+++ Dataset extract
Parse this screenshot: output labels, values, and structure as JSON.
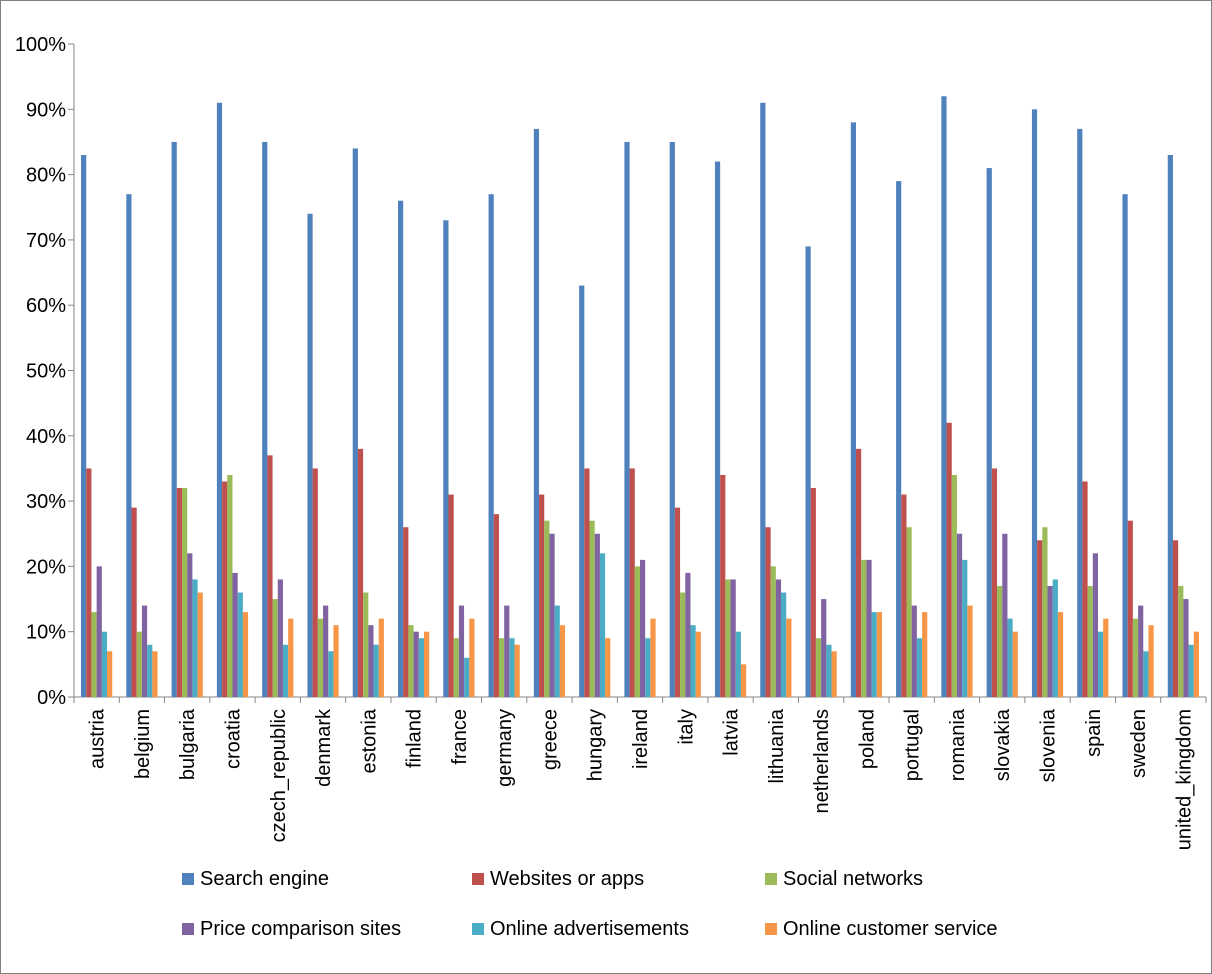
{
  "chart_data": {
    "type": "bar",
    "ylim": [
      0,
      100
    ],
    "y_ticks": [
      "0%",
      "10%",
      "20%",
      "30%",
      "40%",
      "50%",
      "60%",
      "70%",
      "80%",
      "90%",
      "100%"
    ],
    "grid": false,
    "legend_position": "bottom",
    "categories": [
      "austria",
      "belgium",
      "bulgaria",
      "croatia",
      "czech_republic",
      "denmark",
      "estonia",
      "finland",
      "france",
      "germany",
      "greece",
      "hungary",
      "ireland",
      "italy",
      "latvia",
      "lithuania",
      "netherlands",
      "poland",
      "portugal",
      "romania",
      "slovakia",
      "slovenia",
      "spain",
      "sweden",
      "united_kingdom"
    ],
    "series": [
      {
        "name": "Search engine",
        "color": "#4F81BD",
        "values": [
          83,
          77,
          85,
          91,
          85,
          74,
          84,
          76,
          73,
          77,
          87,
          63,
          85,
          85,
          82,
          91,
          69,
          88,
          79,
          92,
          81,
          90,
          87,
          77,
          83
        ]
      },
      {
        "name": "Websites or apps",
        "color": "#C0504D",
        "values": [
          35,
          29,
          32,
          33,
          37,
          35,
          38,
          26,
          31,
          28,
          31,
          35,
          35,
          29,
          34,
          26,
          32,
          38,
          31,
          42,
          35,
          24,
          33,
          27,
          24
        ]
      },
      {
        "name": "Social networks",
        "color": "#9BBB59",
        "values": [
          13,
          10,
          32,
          34,
          15,
          12,
          16,
          11,
          9,
          9,
          27,
          27,
          20,
          16,
          18,
          20,
          9,
          21,
          26,
          34,
          17,
          26,
          17,
          12,
          17
        ]
      },
      {
        "name": "Price comparison sites",
        "color": "#8064A2",
        "values": [
          20,
          14,
          22,
          19,
          18,
          14,
          11,
          10,
          14,
          14,
          25,
          25,
          21,
          19,
          18,
          18,
          15,
          21,
          14,
          25,
          25,
          17,
          22,
          14,
          15
        ]
      },
      {
        "name": "Online advertisements",
        "color": "#4BACC6",
        "values": [
          10,
          8,
          18,
          16,
          8,
          7,
          8,
          9,
          6,
          9,
          14,
          22,
          9,
          11,
          10,
          16,
          8,
          13,
          9,
          21,
          12,
          18,
          10,
          7,
          8
        ]
      },
      {
        "name": "Online customer service",
        "color": "#F79646",
        "values": [
          7,
          7,
          16,
          13,
          12,
          11,
          12,
          10,
          12,
          8,
          11,
          9,
          12,
          10,
          5,
          12,
          7,
          13,
          13,
          14,
          10,
          13,
          12,
          11,
          10
        ]
      }
    ]
  }
}
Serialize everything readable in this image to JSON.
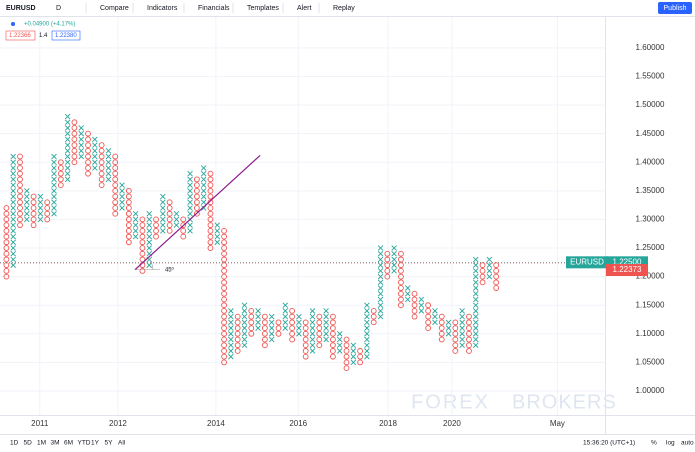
{
  "toolbar": {
    "symbol": "EURUSD",
    "interval": "D",
    "items": [
      "Compare",
      "Indicators",
      "Financials",
      "Templates",
      "Alert",
      "Replay"
    ],
    "publish": "Publish"
  },
  "legend": {
    "change": "+0.04900 (+4.17%)",
    "bid": "1.22366",
    "setting": "1.4",
    "ask": "1.22380"
  },
  "bottom_bar": {
    "ranges": [
      "1D",
      "5D",
      "1M",
      "3M",
      "6M",
      "YTD",
      "1Y",
      "5Y",
      "All"
    ],
    "time": "15:36:20 (UTC+1)",
    "options": [
      "%",
      "log",
      "auto"
    ]
  },
  "watermark": [
    "FOREX",
    "BROKERS"
  ],
  "chart_data": {
    "type": "pnf",
    "x_color": "#26a69a",
    "o_color": "#ef5350",
    "columns": [
      {
        "mark": "o",
        "low": 1.2,
        "high": 1.32
      },
      {
        "mark": "x",
        "low": 1.22,
        "high": 1.41
      },
      {
        "mark": "o",
        "low": 1.29,
        "high": 1.41
      },
      {
        "mark": "x",
        "low": 1.3,
        "high": 1.35
      },
      {
        "mark": "o",
        "low": 1.29,
        "high": 1.34
      },
      {
        "mark": "x",
        "low": 1.3,
        "high": 1.34
      },
      {
        "mark": "o",
        "low": 1.3,
        "high": 1.33
      },
      {
        "mark": "x",
        "low": 1.31,
        "high": 1.41
      },
      {
        "mark": "o",
        "low": 1.36,
        "high": 1.4
      },
      {
        "mark": "x",
        "low": 1.37,
        "high": 1.48
      },
      {
        "mark": "o",
        "low": 1.4,
        "high": 1.47
      },
      {
        "mark": "x",
        "low": 1.41,
        "high": 1.46
      },
      {
        "mark": "o",
        "low": 1.38,
        "high": 1.45
      },
      {
        "mark": "x",
        "low": 1.39,
        "high": 1.44
      },
      {
        "mark": "o",
        "low": 1.36,
        "high": 1.43
      },
      {
        "mark": "x",
        "low": 1.37,
        "high": 1.42
      },
      {
        "mark": "o",
        "low": 1.31,
        "high": 1.41
      },
      {
        "mark": "x",
        "low": 1.32,
        "high": 1.36
      },
      {
        "mark": "o",
        "low": 1.26,
        "high": 1.35
      },
      {
        "mark": "x",
        "low": 1.27,
        "high": 1.31
      },
      {
        "mark": "o",
        "low": 1.21,
        "high": 1.3
      },
      {
        "mark": "x",
        "low": 1.22,
        "high": 1.31
      },
      {
        "mark": "o",
        "low": 1.27,
        "high": 1.3
      },
      {
        "mark": "x",
        "low": 1.28,
        "high": 1.34
      },
      {
        "mark": "o",
        "low": 1.28,
        "high": 1.33
      },
      {
        "mark": "x",
        "low": 1.29,
        "high": 1.31
      },
      {
        "mark": "o",
        "low": 1.27,
        "high": 1.3
      },
      {
        "mark": "x",
        "low": 1.28,
        "high": 1.38
      },
      {
        "mark": "o",
        "low": 1.31,
        "high": 1.37
      },
      {
        "mark": "x",
        "low": 1.32,
        "high": 1.39
      },
      {
        "mark": "o",
        "low": 1.25,
        "high": 1.38
      },
      {
        "mark": "x",
        "low": 1.26,
        "high": 1.29
      },
      {
        "mark": "o",
        "low": 1.05,
        "high": 1.28
      },
      {
        "mark": "x",
        "low": 1.06,
        "high": 1.14
      },
      {
        "mark": "o",
        "low": 1.07,
        "high": 1.13
      },
      {
        "mark": "x",
        "low": 1.08,
        "high": 1.15
      },
      {
        "mark": "o",
        "low": 1.1,
        "high": 1.14
      },
      {
        "mark": "x",
        "low": 1.11,
        "high": 1.14
      },
      {
        "mark": "o",
        "low": 1.08,
        "high": 1.13
      },
      {
        "mark": "x",
        "low": 1.09,
        "high": 1.13
      },
      {
        "mark": "o",
        "low": 1.1,
        "high": 1.12
      },
      {
        "mark": "x",
        "low": 1.11,
        "high": 1.15
      },
      {
        "mark": "o",
        "low": 1.09,
        "high": 1.14
      },
      {
        "mark": "x",
        "low": 1.1,
        "high": 1.13
      },
      {
        "mark": "o",
        "low": 1.06,
        "high": 1.12
      },
      {
        "mark": "x",
        "low": 1.07,
        "high": 1.14
      },
      {
        "mark": "o",
        "low": 1.08,
        "high": 1.13
      },
      {
        "mark": "x",
        "low": 1.09,
        "high": 1.14
      },
      {
        "mark": "o",
        "low": 1.06,
        "high": 1.13
      },
      {
        "mark": "x",
        "low": 1.07,
        "high": 1.1
      },
      {
        "mark": "o",
        "low": 1.04,
        "high": 1.09
      },
      {
        "mark": "x",
        "low": 1.05,
        "high": 1.08
      },
      {
        "mark": "o",
        "low": 1.05,
        "high": 1.07
      },
      {
        "mark": "x",
        "low": 1.06,
        "high": 1.15
      },
      {
        "mark": "o",
        "low": 1.12,
        "high": 1.14
      },
      {
        "mark": "x",
        "low": 1.13,
        "high": 1.25
      },
      {
        "mark": "o",
        "low": 1.2,
        "high": 1.24
      },
      {
        "mark": "x",
        "low": 1.21,
        "high": 1.25
      },
      {
        "mark": "o",
        "low": 1.15,
        "high": 1.24
      },
      {
        "mark": "x",
        "low": 1.16,
        "high": 1.18
      },
      {
        "mark": "o",
        "low": 1.13,
        "high": 1.17
      },
      {
        "mark": "x",
        "low": 1.14,
        "high": 1.16
      },
      {
        "mark": "o",
        "low": 1.11,
        "high": 1.15
      },
      {
        "mark": "x",
        "low": 1.12,
        "high": 1.14
      },
      {
        "mark": "o",
        "low": 1.09,
        "high": 1.13
      },
      {
        "mark": "x",
        "low": 1.1,
        "high": 1.12
      },
      {
        "mark": "o",
        "low": 1.07,
        "high": 1.12
      },
      {
        "mark": "x",
        "low": 1.08,
        "high": 1.14
      },
      {
        "mark": "o",
        "low": 1.07,
        "high": 1.13
      },
      {
        "mark": "x",
        "low": 1.08,
        "high": 1.23
      },
      {
        "mark": "o",
        "low": 1.19,
        "high": 1.22
      },
      {
        "mark": "x",
        "low": 1.2,
        "high": 1.23
      },
      {
        "mark": "o",
        "low": 1.18,
        "high": 1.22
      }
    ],
    "xlim": [
      0,
      88.5
    ],
    "xticks": [
      {
        "value": 5.4,
        "label": "2011"
      },
      {
        "value": 16.9,
        "label": "2012"
      },
      {
        "value": 31.3,
        "label": "2014"
      },
      {
        "value": 43.4,
        "label": "2016"
      },
      {
        "value": 56.6,
        "label": "2018"
      },
      {
        "value": 66.0,
        "label": "2020"
      },
      {
        "value": 81.5,
        "label": "May"
      }
    ],
    "ylim": [
      0.958,
      1.654
    ],
    "yticks": [
      {
        "value": 1.0,
        "label": "1.00000"
      },
      {
        "value": 1.05,
        "label": "1.05000"
      },
      {
        "value": 1.1,
        "label": "1.10000"
      },
      {
        "value": 1.15,
        "label": "1.15000"
      },
      {
        "value": 1.2,
        "label": "1.20000"
      },
      {
        "value": 1.25,
        "label": "1.25000"
      },
      {
        "value": 1.3,
        "label": "1.30000"
      },
      {
        "value": 1.35,
        "label": "1.35000"
      },
      {
        "value": 1.4,
        "label": "1.40000"
      },
      {
        "value": 1.45,
        "label": "1.45000"
      },
      {
        "value": 1.5,
        "label": "1.50000"
      },
      {
        "value": 1.55,
        "label": "1.55000"
      },
      {
        "value": 1.6,
        "label": "1.60000"
      }
    ],
    "price_labels": [
      {
        "symbol": "EURUSD",
        "value": 1.225,
        "label": "1.22500",
        "color": "#26a69a"
      },
      {
        "value": 1.22373,
        "label": "1.22373",
        "color": "#ef5350"
      }
    ],
    "trend_line": {
      "x": [
        19.4,
        37.8
      ],
      "y": [
        1.212,
        1.412
      ],
      "color": "#8e1b8e",
      "angle_label": "45º"
    }
  }
}
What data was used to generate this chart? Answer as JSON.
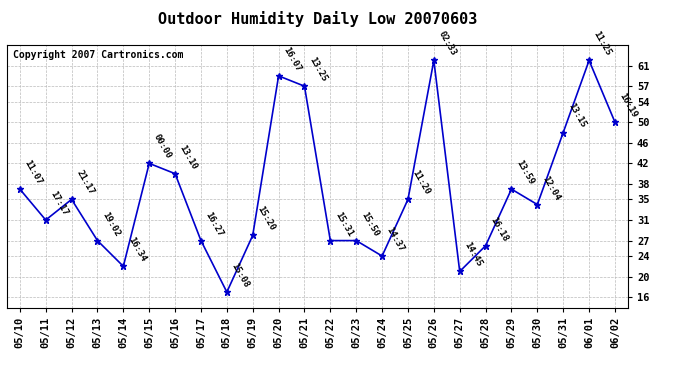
{
  "title": "Outdoor Humidity Daily Low 20070603",
  "copyright": "Copyright 2007 Cartronics.com",
  "x_labels": [
    "05/10",
    "05/11",
    "05/12",
    "05/13",
    "05/14",
    "05/15",
    "05/16",
    "05/17",
    "05/18",
    "05/19",
    "05/20",
    "05/21",
    "05/22",
    "05/23",
    "05/24",
    "05/25",
    "05/26",
    "05/27",
    "05/28",
    "05/29",
    "05/30",
    "05/31",
    "06/01",
    "06/02"
  ],
  "y_values": [
    37,
    31,
    35,
    27,
    22,
    42,
    40,
    27,
    17,
    28,
    59,
    57,
    27,
    27,
    24,
    35,
    62,
    21,
    26,
    37,
    34,
    48,
    62,
    50
  ],
  "annotations": [
    "11:07",
    "17:17",
    "21:17",
    "19:02",
    "16:34",
    "00:00",
    "13:10",
    "16:27",
    "15:08",
    "15:20",
    "16:07",
    "13:25",
    "15:31",
    "15:50",
    "14:37",
    "11:20",
    "02:33",
    "14:45",
    "16:18",
    "13:59",
    "12:04",
    "13:15",
    "11:25",
    "16:19"
  ],
  "line_color": "#0000cc",
  "marker_color": "#0000cc",
  "bg_color": "#ffffff",
  "grid_color": "#bbbbbb",
  "ylim": [
    14,
    65
  ],
  "yticks": [
    16,
    20,
    24,
    27,
    31,
    35,
    38,
    42,
    46,
    50,
    54,
    57,
    61
  ],
  "title_fontsize": 11,
  "annotation_fontsize": 6.5,
  "copyright_fontsize": 7,
  "tick_fontsize": 7.5
}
++++++
## Exercise instructions
Search the data for the word "name" and copy each line where it appears.

## Task solution
        "name": "Search engine",
        "name": "Websites or apps",
        "name": "Social networks",
        "name": "Price comparison sites",
        "name": "Online advertisements",
        "name": "Online customer service",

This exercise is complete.